TASK 1: List every person named in the news excerpt below about the Multnomah County Sheriff's Office.
TASK 2:
Answer these questions using the news excerpt below about the Multnomah County Sheriff's Office.
(a) How many jail deputies were alleged in 2020 to have done favors for members of the Gypsy Joker Outlaw Motorcycle Club?
(b) Which agency did then-Sheriff Mike Reese bring in to conduct an independent investigation?
(c) What is the title of the report drafted by Detective Chris Stephens?
TASK 3: From the news excerpt below about the Multnomah County Sheriff's Office, extract the passage from "In 2020, the" up to and including "earlier this month.", with no changes.

DOCUMENT EXCERPT:

-.-.-

In 2020, the Multnomah County Sheriff’s Office investigated allegations that at least four of its jail deputies had done favors for members of the Gypsy Joker Outlaw Motorcycle Club, according to a report newly obtained by WW.
This allegation might sound familiar. Two years later, the sheriff’s office investigated similar allegations after members of another gang, the Hoover Criminals, brought their claims to the FBI. In response, then-Sheriff Mike Reese brought in the Oregon State Police to conduct an independent investigation. The state findings were the subject of a WW cover story earlier this month.
That OSP report referenced an earlier 2020 investigation by the Multnomah County Sheriff’s Office, but provided scant details. WW obtained a copy of that investigation’s findings from the sheriff’s office through a public records request.
The report includes two new findings: First, that inmates alleged collusion with not one but two criminal street gangs; and second, that these claims had been brought to officials years earlier than previously disclosed.
The report, drafted by MCSO Detective Chris Stephens, is titled “Stephens Memo 2020″ but is otherwise undated. It recommends forwarding its findings to two superior officers, including a lieutenant, Carey Kaer, who’s now the sheriff’s chief deputy running the office’s law enforcement unit.

-.-.-

INFORMATION SHOWN:

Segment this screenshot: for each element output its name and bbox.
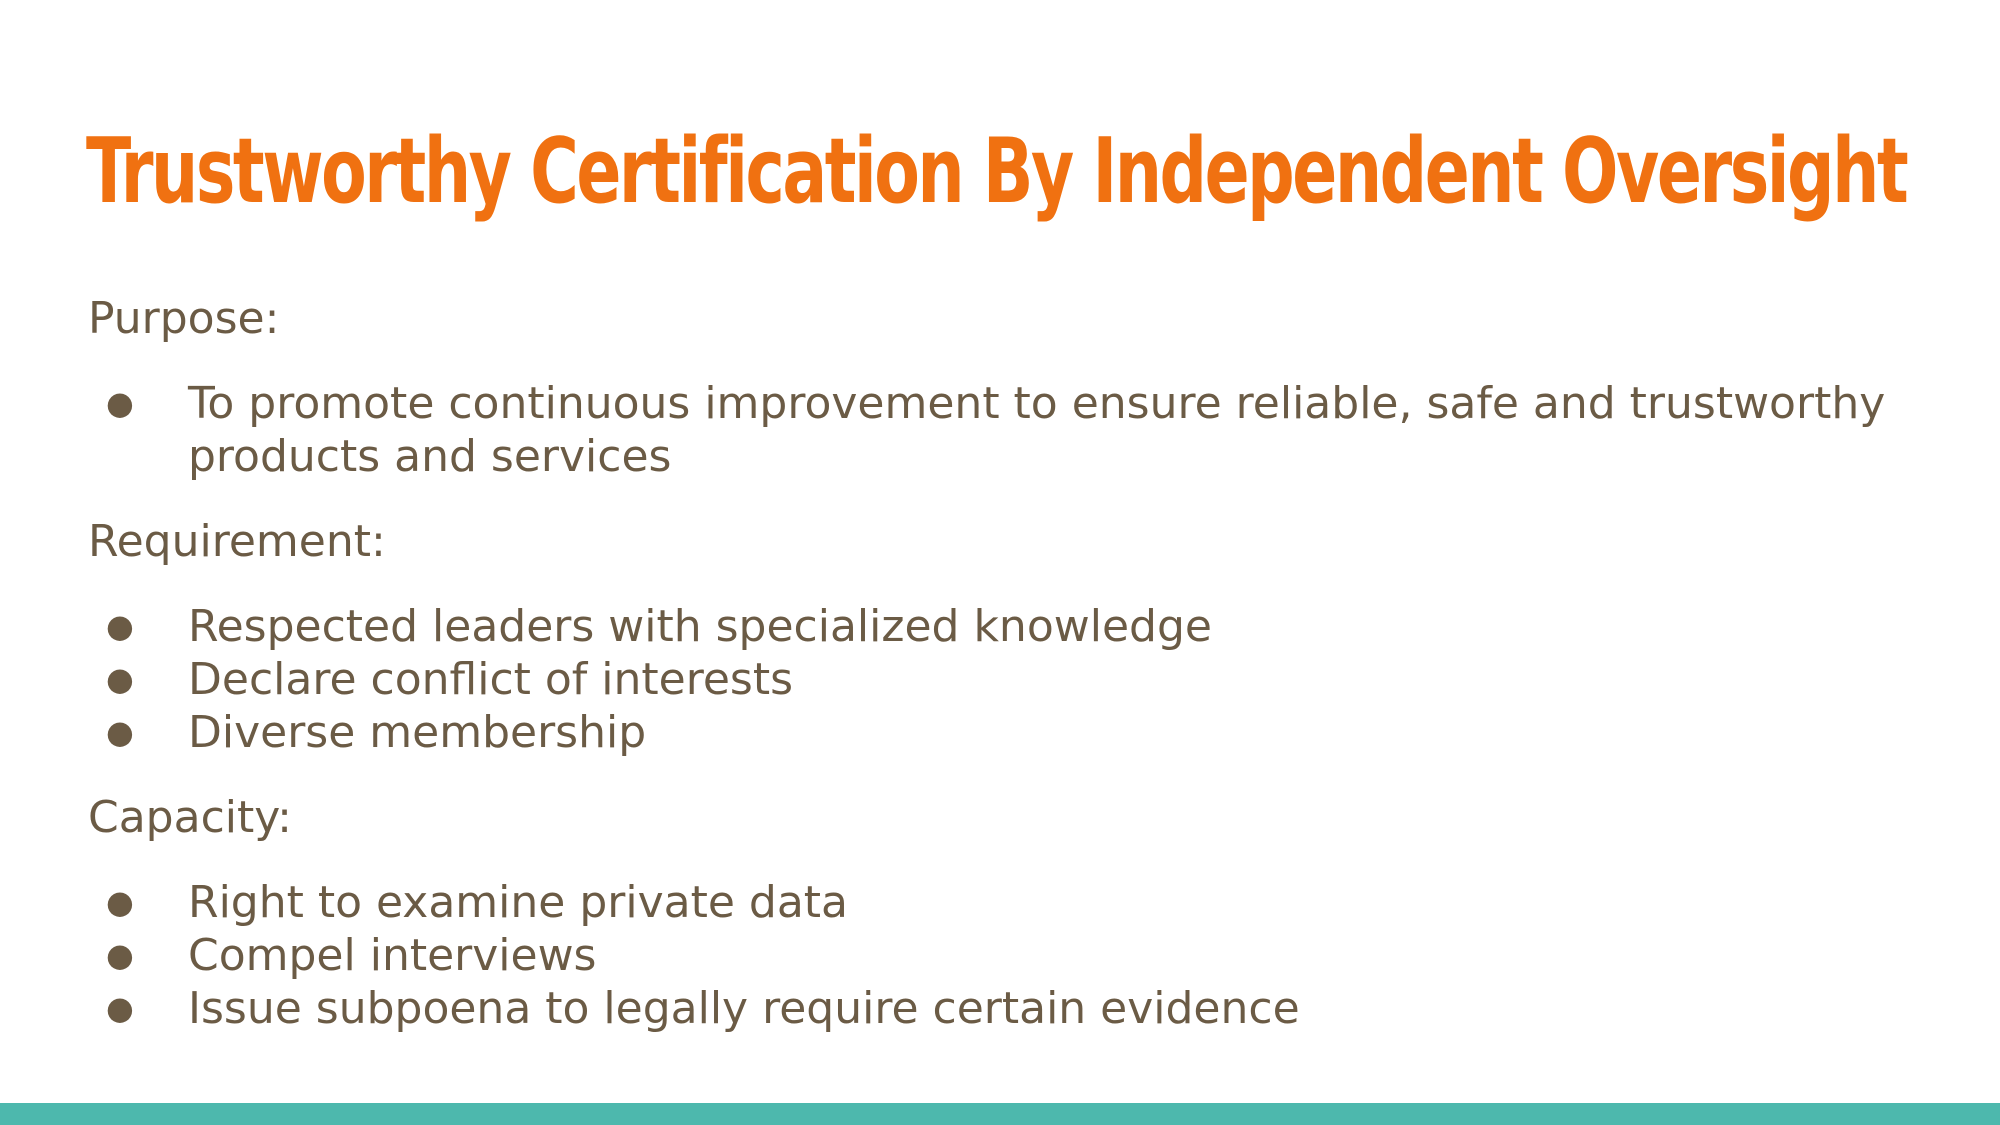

-.-.-

RIGHT ANSWER 1:
Mike Reese
Chris Stephens
Carey Kaer

RIGHT ANSWER 2:
(a) At least four.
(b) The Oregon State Police.
(c) "Stephens Memo 2020".

RIGHT ANSWER 3:
In 2020, the Multnomah County Sheriff’s Office investigated allegations that at least four of its jail deputies had done favors for members of the Gypsy Joker Outlaw Motorcycle Club, according to a report newly obtained by WW.
This allegation might sound familiar. Two years later, the sheriff’s office investigated similar allegations after members of another gang, the Hoover Criminals, brought their claims to the FBI. In response, then-Sheriff Mike Reese brought in the Oregon State Police to conduct an independent investigation. The state findings were the subject of a WW cover story earlier this month.